--- START OF EXTRACTED MATERIAL ---
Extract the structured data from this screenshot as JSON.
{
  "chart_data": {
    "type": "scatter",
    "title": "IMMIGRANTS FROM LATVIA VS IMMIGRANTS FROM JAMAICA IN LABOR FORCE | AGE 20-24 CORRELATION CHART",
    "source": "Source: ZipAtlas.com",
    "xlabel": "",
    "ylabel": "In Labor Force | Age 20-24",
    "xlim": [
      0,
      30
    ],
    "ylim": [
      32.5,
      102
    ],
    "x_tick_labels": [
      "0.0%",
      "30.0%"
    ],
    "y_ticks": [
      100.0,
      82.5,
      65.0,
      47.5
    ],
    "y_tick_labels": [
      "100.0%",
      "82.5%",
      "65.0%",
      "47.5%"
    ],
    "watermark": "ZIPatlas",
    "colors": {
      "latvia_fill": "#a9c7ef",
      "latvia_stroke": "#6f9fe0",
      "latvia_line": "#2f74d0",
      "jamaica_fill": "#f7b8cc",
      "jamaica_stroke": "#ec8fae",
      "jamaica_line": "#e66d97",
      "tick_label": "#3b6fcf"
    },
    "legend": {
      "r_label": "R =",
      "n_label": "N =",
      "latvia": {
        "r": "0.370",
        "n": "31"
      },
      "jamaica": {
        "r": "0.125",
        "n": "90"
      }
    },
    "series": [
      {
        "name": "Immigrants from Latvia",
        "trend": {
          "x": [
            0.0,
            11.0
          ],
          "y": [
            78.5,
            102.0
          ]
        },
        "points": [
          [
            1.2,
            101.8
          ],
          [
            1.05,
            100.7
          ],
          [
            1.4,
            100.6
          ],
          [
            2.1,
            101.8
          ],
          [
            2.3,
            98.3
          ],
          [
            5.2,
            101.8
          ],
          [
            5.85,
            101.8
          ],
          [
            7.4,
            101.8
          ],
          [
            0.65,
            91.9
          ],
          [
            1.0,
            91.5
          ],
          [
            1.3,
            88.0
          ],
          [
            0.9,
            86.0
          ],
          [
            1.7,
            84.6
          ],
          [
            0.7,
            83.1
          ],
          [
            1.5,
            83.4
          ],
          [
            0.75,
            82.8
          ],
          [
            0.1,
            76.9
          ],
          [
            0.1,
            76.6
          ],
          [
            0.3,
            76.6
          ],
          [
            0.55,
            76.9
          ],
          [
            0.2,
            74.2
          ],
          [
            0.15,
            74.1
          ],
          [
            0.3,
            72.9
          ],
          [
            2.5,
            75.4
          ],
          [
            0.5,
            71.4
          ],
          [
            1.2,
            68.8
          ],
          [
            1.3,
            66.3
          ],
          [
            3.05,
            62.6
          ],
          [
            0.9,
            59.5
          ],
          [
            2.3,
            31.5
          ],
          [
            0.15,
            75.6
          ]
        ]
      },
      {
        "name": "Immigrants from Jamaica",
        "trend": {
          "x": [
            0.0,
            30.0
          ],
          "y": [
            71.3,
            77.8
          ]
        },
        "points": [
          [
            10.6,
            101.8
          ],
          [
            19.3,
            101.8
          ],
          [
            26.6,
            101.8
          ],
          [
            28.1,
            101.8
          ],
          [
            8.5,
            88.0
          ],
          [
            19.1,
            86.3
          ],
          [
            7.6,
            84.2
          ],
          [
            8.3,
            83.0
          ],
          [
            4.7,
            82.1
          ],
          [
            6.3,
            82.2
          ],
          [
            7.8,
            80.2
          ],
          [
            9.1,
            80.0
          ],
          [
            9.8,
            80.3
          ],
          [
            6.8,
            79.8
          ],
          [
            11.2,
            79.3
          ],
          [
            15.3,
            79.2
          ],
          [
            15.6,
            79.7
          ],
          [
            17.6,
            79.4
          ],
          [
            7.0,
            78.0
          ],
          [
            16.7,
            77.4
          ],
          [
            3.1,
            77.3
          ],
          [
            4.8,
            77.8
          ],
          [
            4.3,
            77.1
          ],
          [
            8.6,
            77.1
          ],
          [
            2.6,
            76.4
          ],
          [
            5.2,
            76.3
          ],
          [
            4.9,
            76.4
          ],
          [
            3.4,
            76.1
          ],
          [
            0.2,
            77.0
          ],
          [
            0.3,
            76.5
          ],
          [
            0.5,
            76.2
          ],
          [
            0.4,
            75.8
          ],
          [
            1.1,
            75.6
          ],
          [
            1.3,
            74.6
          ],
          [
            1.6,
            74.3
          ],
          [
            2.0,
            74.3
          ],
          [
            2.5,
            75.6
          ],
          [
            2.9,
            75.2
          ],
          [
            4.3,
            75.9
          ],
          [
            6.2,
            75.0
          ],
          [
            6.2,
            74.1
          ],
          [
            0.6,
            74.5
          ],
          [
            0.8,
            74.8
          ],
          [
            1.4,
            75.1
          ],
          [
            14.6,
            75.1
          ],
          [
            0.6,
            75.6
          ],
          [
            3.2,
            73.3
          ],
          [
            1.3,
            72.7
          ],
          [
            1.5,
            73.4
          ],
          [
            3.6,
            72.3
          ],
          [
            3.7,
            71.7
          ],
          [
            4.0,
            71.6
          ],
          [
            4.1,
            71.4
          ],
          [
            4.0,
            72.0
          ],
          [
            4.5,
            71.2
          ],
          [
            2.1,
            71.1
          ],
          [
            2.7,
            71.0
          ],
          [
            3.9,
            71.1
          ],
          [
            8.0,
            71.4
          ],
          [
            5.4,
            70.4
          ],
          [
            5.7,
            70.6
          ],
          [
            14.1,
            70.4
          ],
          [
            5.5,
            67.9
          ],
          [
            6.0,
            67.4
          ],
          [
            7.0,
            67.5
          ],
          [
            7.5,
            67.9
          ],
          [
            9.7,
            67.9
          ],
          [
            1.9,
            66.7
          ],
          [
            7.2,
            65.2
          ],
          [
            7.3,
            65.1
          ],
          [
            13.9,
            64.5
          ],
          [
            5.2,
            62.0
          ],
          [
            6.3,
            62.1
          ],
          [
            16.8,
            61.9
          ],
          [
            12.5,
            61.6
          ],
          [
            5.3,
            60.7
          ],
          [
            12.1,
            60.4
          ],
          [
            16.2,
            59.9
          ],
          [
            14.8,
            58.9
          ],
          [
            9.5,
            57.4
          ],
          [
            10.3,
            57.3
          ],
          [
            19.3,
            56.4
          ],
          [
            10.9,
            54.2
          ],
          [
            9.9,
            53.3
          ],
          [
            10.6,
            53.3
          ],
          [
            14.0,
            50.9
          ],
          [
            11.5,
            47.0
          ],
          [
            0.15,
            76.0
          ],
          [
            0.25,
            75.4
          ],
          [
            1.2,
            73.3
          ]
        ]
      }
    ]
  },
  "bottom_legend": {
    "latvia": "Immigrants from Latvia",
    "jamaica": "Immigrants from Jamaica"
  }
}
--- END OF EXTRACTED MATERIAL ---
From the preceding material, extract every line exactly.

Extract the structured data from this screenshot as JSON.
{
  "chart_data": {
    "type": "scatter",
    "title": "IMMIGRANTS FROM LATVIA VS IMMIGRANTS FROM JAMAICA IN LABOR FORCE | AGE 20-24 CORRELATION CHART",
    "source": "Source: ZipAtlas.com",
    "xlabel": "",
    "ylabel": "In Labor Force | Age 20-24",
    "xlim": [
      0,
      30
    ],
    "ylim": [
      32.5,
      102
    ],
    "x_tick_labels": [
      "0.0%",
      "30.0%"
    ],
    "y_ticks": [
      100.0,
      82.5,
      65.0,
      47.5
    ],
    "y_tick_labels": [
      "100.0%",
      "82.5%",
      "65.0%",
      "47.5%"
    ],
    "watermark": "ZIPatlas",
    "colors": {
      "latvia_fill": "#a9c7ef",
      "latvia_stroke": "#6f9fe0",
      "latvia_line": "#2f74d0",
      "jamaica_fill": "#f7b8cc",
      "jamaica_stroke": "#ec8fae",
      "jamaica_line": "#e66d97",
      "tick_label": "#3b6fcf"
    },
    "legend": {
      "r_label": "R =",
      "n_label": "N =",
      "latvia": {
        "r": "0.370",
        "n": "31"
      },
      "jamaica": {
        "r": "0.125",
        "n": "90"
      }
    },
    "series": [
      {
        "name": "Immigrants from Latvia",
        "trend": {
          "x": [
            0.0,
            11.0
          ],
          "y": [
            78.5,
            102.0
          ]
        },
        "points": [
          [
            1.2,
            101.8
          ],
          [
            1.05,
            100.7
          ],
          [
            1.4,
            100.6
          ],
          [
            2.1,
            101.8
          ],
          [
            2.3,
            98.3
          ],
          [
            5.2,
            101.8
          ],
          [
            5.85,
            101.8
          ],
          [
            7.4,
            101.8
          ],
          [
            0.65,
            91.9
          ],
          [
            1.0,
            91.5
          ],
          [
            1.3,
            88.0
          ],
          [
            0.9,
            86.0
          ],
          [
            1.7,
            84.6
          ],
          [
            0.7,
            83.1
          ],
          [
            1.5,
            83.4
          ],
          [
            0.75,
            82.8
          ],
          [
            0.1,
            76.9
          ],
          [
            0.1,
            76.6
          ],
          [
            0.3,
            76.6
          ],
          [
            0.55,
            76.9
          ],
          [
            0.2,
            74.2
          ],
          [
            0.15,
            74.1
          ],
          [
            0.3,
            72.9
          ],
          [
            2.5,
            75.4
          ],
          [
            0.5,
            71.4
          ],
          [
            1.2,
            68.8
          ],
          [
            1.3,
            66.3
          ],
          [
            3.05,
            62.6
          ],
          [
            0.9,
            59.5
          ],
          [
            2.3,
            31.5
          ],
          [
            0.15,
            75.6
          ]
        ]
      },
      {
        "name": "Immigrants from Jamaica",
        "trend": {
          "x": [
            0.0,
            30.0
          ],
          "y": [
            71.3,
            77.8
          ]
        },
        "points": [
          [
            10.6,
            101.8
          ],
          [
            19.3,
            101.8
          ],
          [
            26.6,
            101.8
          ],
          [
            28.1,
            101.8
          ],
          [
            8.5,
            88.0
          ],
          [
            19.1,
            86.3
          ],
          [
            7.6,
            84.2
          ],
          [
            8.3,
            83.0
          ],
          [
            4.7,
            82.1
          ],
          [
            6.3,
            82.2
          ],
          [
            7.8,
            80.2
          ],
          [
            9.1,
            80.0
          ],
          [
            9.8,
            80.3
          ],
          [
            6.8,
            79.8
          ],
          [
            11.2,
            79.3
          ],
          [
            15.3,
            79.2
          ],
          [
            15.6,
            79.7
          ],
          [
            17.6,
            79.4
          ],
          [
            7.0,
            78.0
          ],
          [
            16.7,
            77.4
          ],
          [
            3.1,
            77.3
          ],
          [
            4.8,
            77.8
          ],
          [
            4.3,
            77.1
          ],
          [
            8.6,
            77.1
          ],
          [
            2.6,
            76.4
          ],
          [
            5.2,
            76.3
          ],
          [
            4.9,
            76.4
          ],
          [
            3.4,
            76.1
          ],
          [
            0.2,
            77.0
          ],
          [
            0.3,
            76.5
          ],
          [
            0.5,
            76.2
          ],
          [
            0.4,
            75.8
          ],
          [
            1.1,
            75.6
          ],
          [
            1.3,
            74.6
          ],
          [
            1.6,
            74.3
          ],
          [
            2.0,
            74.3
          ],
          [
            2.5,
            75.6
          ],
          [
            2.9,
            75.2
          ],
          [
            4.3,
            75.9
          ],
          [
            6.2,
            75.0
          ],
          [
            6.2,
            74.1
          ],
          [
            0.6,
            74.5
          ],
          [
            0.8,
            74.8
          ],
          [
            1.4,
            75.1
          ],
          [
            14.6,
            75.1
          ],
          [
            0.6,
            75.6
          ],
          [
            3.2,
            73.3
          ],
          [
            1.3,
            72.7
          ],
          [
            1.5,
            73.4
          ],
          [
            3.6,
            72.3
          ],
          [
            3.7,
            71.7
          ],
          [
            4.0,
            71.6
          ],
          [
            4.1,
            71.4
          ],
          [
            4.0,
            72.0
          ],
          [
            4.5,
            71.2
          ],
          [
            2.1,
            71.1
          ],
          [
            2.7,
            71.0
          ],
          [
            3.9,
            71.1
          ],
          [
            8.0,
            71.4
          ],
          [
            5.4,
            70.4
          ],
          [
            5.7,
            70.6
          ],
          [
            14.1,
            70.4
          ],
          [
            5.5,
            67.9
          ],
          [
            6.0,
            67.4
          ],
          [
            7.0,
            67.5
          ],
          [
            7.5,
            67.9
          ],
          [
            9.7,
            67.9
          ],
          [
            1.9,
            66.7
          ],
          [
            7.2,
            65.2
          ],
          [
            7.3,
            65.1
          ],
          [
            13.9,
            64.5
          ],
          [
            5.2,
            62.0
          ],
          [
            6.3,
            62.1
          ],
          [
            16.8,
            61.9
          ],
          [
            12.5,
            61.6
          ],
          [
            5.3,
            60.7
          ],
          [
            12.1,
            60.4
          ],
          [
            16.2,
            59.9
          ],
          [
            14.8,
            58.9
          ],
          [
            9.5,
            57.4
          ],
          [
            10.3,
            57.3
          ],
          [
            19.3,
            56.4
          ],
          [
            10.9,
            54.2
          ],
          [
            9.9,
            53.3
          ],
          [
            10.6,
            53.3
          ],
          [
            14.0,
            50.9
          ],
          [
            11.5,
            47.0
          ],
          [
            0.15,
            76.0
          ],
          [
            0.25,
            75.4
          ],
          [
            1.2,
            73.3
          ]
        ]
      }
    ]
  },
  "bottom_legend": {
    "latvia": "Immigrants from Latvia",
    "jamaica": "Immigrants from Jamaica"
  }
}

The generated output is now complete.